Copy the text on the Zarai Taraqiati Bank Limited cricket team word for word, in full.
--- start Text ---
The Zarai Taraqiati Bank Limited cricket team, formerly known as Agriculture Development Bank of Pakistan cricket team, was a first-class cricket side in Pakistan. It was sponsored by the Zarai Taraqiati Bank Limited. In May 2019, Pakistan's Prime Minister Imran Khan revamped the domestic cricket structure in Pakistan, excluding departmental teams like Zarai Taraqiati Bank Limited in favour of regional sides. The Pakistan Cricket Board (PCB) was criticised in removing departmental sides, with players voicing their concern to revive the teams.

Playing history
As the Agriculture Development Bank of Pakistan they played 148 first-class matches from 1985–86 to 2001–02, with 45 wins, 26 losses and 77 draws. When the bank changed its name and structure in 2002, the team also changed its name, beginning with the 2002–03 season, to Zarai Taraqiati Bank Limited. Under the name Zarai Taraqiati Bank Limited, they played 267 matches, with 86 wins, 68 losses and 113 draws.
--- end Text ---
--- start Dataset section ---
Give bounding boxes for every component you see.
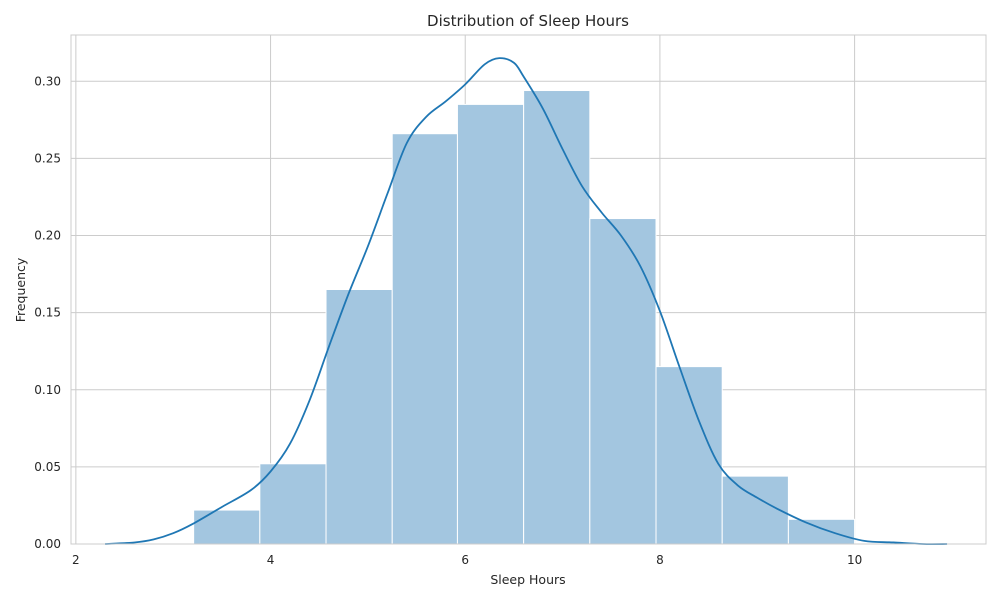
--- end Dataset section ---
=== Solution to this exercise ===
The Zarai Taraqiati Bank Limited cricket team, formerly known as Agriculture Development Bank of Pakistan cricket team, was a first-class cricket side in Pakistan. It was sponsored by the Zarai Taraqiati Bank Limited. In May 2019, Pakistan's Prime Minister Imran Khan revamped the domestic cricket structure in Pakistan, excluding departmental teams like Zarai Taraqiati Bank Limited in favour of regional sides. The Pakistan Cricket Board (PCB) was criticised in removing departmental sides, with players voicing their concern to revive the teams.

Playing history
As the Agriculture Development Bank of Pakistan they played 148 first-class matches from 1985–86 to 2001–02, with 45 wins, 26 losses and 77 draws. When the bank changed its name and structure in 2002, the team also changed its name, beginning with the 2002–03 season, to Zarai Taraqiati Bank Limited. Under the name Zarai Taraqiati Bank Limited, they played 267 matches, with 86 wins, 68 losses and 113 draws.